DATA TO PROCESS:
-- Start --

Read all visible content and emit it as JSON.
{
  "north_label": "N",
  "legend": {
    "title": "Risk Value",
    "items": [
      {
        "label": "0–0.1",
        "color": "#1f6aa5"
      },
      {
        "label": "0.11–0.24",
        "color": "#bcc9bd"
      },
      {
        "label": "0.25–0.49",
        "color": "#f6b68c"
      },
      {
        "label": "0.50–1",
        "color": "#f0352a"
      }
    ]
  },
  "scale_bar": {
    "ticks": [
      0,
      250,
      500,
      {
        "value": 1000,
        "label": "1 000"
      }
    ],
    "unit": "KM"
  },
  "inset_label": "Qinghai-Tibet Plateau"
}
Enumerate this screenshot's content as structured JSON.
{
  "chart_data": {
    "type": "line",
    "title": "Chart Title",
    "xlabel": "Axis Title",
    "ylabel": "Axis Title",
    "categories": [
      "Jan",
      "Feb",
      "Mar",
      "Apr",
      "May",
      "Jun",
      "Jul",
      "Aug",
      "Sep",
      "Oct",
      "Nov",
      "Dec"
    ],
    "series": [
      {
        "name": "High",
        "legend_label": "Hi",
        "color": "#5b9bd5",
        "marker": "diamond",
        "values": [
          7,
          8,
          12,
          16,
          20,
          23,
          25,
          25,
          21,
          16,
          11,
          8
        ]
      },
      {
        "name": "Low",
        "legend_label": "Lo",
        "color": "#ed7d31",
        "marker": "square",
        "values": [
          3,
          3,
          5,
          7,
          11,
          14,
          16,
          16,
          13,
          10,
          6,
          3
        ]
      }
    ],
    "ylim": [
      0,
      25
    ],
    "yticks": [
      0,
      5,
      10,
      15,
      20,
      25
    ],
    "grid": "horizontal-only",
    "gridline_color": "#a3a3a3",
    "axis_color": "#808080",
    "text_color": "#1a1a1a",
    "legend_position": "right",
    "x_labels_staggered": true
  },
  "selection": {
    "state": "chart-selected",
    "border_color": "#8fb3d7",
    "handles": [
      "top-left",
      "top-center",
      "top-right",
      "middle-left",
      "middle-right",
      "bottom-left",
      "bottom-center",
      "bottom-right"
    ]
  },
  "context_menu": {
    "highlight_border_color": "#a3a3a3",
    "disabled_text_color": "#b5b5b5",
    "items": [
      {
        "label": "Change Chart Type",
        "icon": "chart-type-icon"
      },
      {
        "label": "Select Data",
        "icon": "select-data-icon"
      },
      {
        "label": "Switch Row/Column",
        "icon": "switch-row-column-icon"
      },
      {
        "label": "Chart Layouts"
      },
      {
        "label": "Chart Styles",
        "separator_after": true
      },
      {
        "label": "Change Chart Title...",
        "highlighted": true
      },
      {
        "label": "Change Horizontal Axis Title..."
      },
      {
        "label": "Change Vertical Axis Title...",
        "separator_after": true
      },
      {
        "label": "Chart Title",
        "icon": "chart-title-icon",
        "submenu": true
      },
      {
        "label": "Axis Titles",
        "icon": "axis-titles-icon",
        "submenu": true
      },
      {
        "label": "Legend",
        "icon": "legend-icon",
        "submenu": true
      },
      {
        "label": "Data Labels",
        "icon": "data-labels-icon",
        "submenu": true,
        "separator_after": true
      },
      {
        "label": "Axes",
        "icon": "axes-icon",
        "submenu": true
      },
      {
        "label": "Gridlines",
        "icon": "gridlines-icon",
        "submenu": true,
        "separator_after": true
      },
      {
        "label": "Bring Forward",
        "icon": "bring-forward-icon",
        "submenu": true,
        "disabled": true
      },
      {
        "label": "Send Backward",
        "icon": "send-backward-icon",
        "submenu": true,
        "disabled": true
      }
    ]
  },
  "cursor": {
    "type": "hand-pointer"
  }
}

-- End --

TASK TO COMPLETE:
Would you reproduce all the entries exactly?

RESULT OF THIS TASK:
Read all visible content and emit it as JSON.
{
  "north_label": "N",
  "legend": {
    "title": "Risk Value",
    "items": [
      {
        "label": "0–0.1",
        "color": "#1f6aa5"
      },
      {
        "label": "0.11–0.24",
        "color": "#bcc9bd"
      },
      {
        "label": "0.25–0.49",
        "color": "#f6b68c"
      },
      {
        "label": "0.50–1",
        "color": "#f0352a"
      }
    ]
  },
  "scale_bar": {
    "ticks": [
      0,
      250,
      500,
      {
        "value": 1000,
        "label": "1 000"
      }
    ],
    "unit": "KM"
  },
  "inset_label": "Qinghai-Tibet Plateau"
}
Enumerate this screenshot's content as structured JSON.
{
  "chart_data": {
    "type": "line",
    "title": "Chart Title",
    "xlabel": "Axis Title",
    "ylabel": "Axis Title",
    "categories": [
      "Jan",
      "Feb",
      "Mar",
      "Apr",
      "May",
      "Jun",
      "Jul",
      "Aug",
      "Sep",
      "Oct",
      "Nov",
      "Dec"
    ],
    "series": [
      {
        "name": "High",
        "legend_label": "Hi",
        "color": "#5b9bd5",
        "marker": "diamond",
        "values": [
          7,
          8,
          12,
          16,
          20,
          23,
          25,
          25,
          21,
          16,
          11,
          8
        ]
      },
      {
        "name": "Low",
        "legend_label": "Lo",
        "color": "#ed7d31",
        "marker": "square",
        "values": [
          3,
          3,
          5,
          7,
          11,
          14,
          16,
          16,
          13,
          10,
          6,
          3
        ]
      }
    ],
    "ylim": [
      0,
      25
    ],
    "yticks": [
      0,
      5,
      10,
      15,
      20,
      25
    ],
    "grid": "horizontal-only",
    "gridline_color": "#a3a3a3",
    "axis_color": "#808080",
    "text_color": "#1a1a1a",
    "legend_position": "right",
    "x_labels_staggered": true
  },
  "selection": {
    "state": "chart-selected",
    "border_color": "#8fb3d7",
    "handles": [
      "top-left",
      "top-center",
      "top-right",
      "middle-left",
      "middle-right",
      "bottom-left",
      "bottom-center",
      "bottom-right"
    ]
  },
  "context_menu": {
    "highlight_border_color": "#a3a3a3",
    "disabled_text_color": "#b5b5b5",
    "items": [
      {
        "label": "Change Chart Type",
        "icon": "chart-type-icon"
      },
      {
        "label": "Select Data",
        "icon": "select-data-icon"
      },
      {
        "label": "Switch Row/Column",
        "icon": "switch-row-column-icon"
      },
      {
        "label": "Chart Layouts"
      },
      {
        "label": "Chart Styles",
        "separator_after": true
      },
      {
        "label": "Change Chart Title...",
        "highlighted": true
      },
      {
        "label": "Change Horizontal Axis Title..."
      },
      {
        "label": "Change Vertical Axis Title...",
        "separator_after": true
      },
      {
        "label": "Chart Title",
        "icon": "chart-title-icon",
        "submenu": true
      },
      {
        "label": "Axis Titles",
        "icon": "axis-titles-icon",
        "submenu": true
      },
      {
        "label": "Legend",
        "icon": "legend-icon",
        "submenu": true
      },
      {
        "label": "Data Labels",
        "icon": "data-labels-icon",
        "submenu": true,
        "separator_after": true
      },
      {
        "label": "Axes",
        "icon": "axes-icon",
        "submenu": true
      },
      {
        "label": "Gridlines",
        "icon": "gridlines-icon",
        "submenu": true,
        "separator_after": true
      },
      {
        "label": "Bring Forward",
        "icon": "bring-forward-icon",
        "submenu": true,
        "disabled": true
      },
      {
        "label": "Send Backward",
        "icon": "send-backward-icon",
        "submenu": true,
        "disabled": true
      }
    ]
  },
  "cursor": {
    "type": "hand-pointer"
  }
}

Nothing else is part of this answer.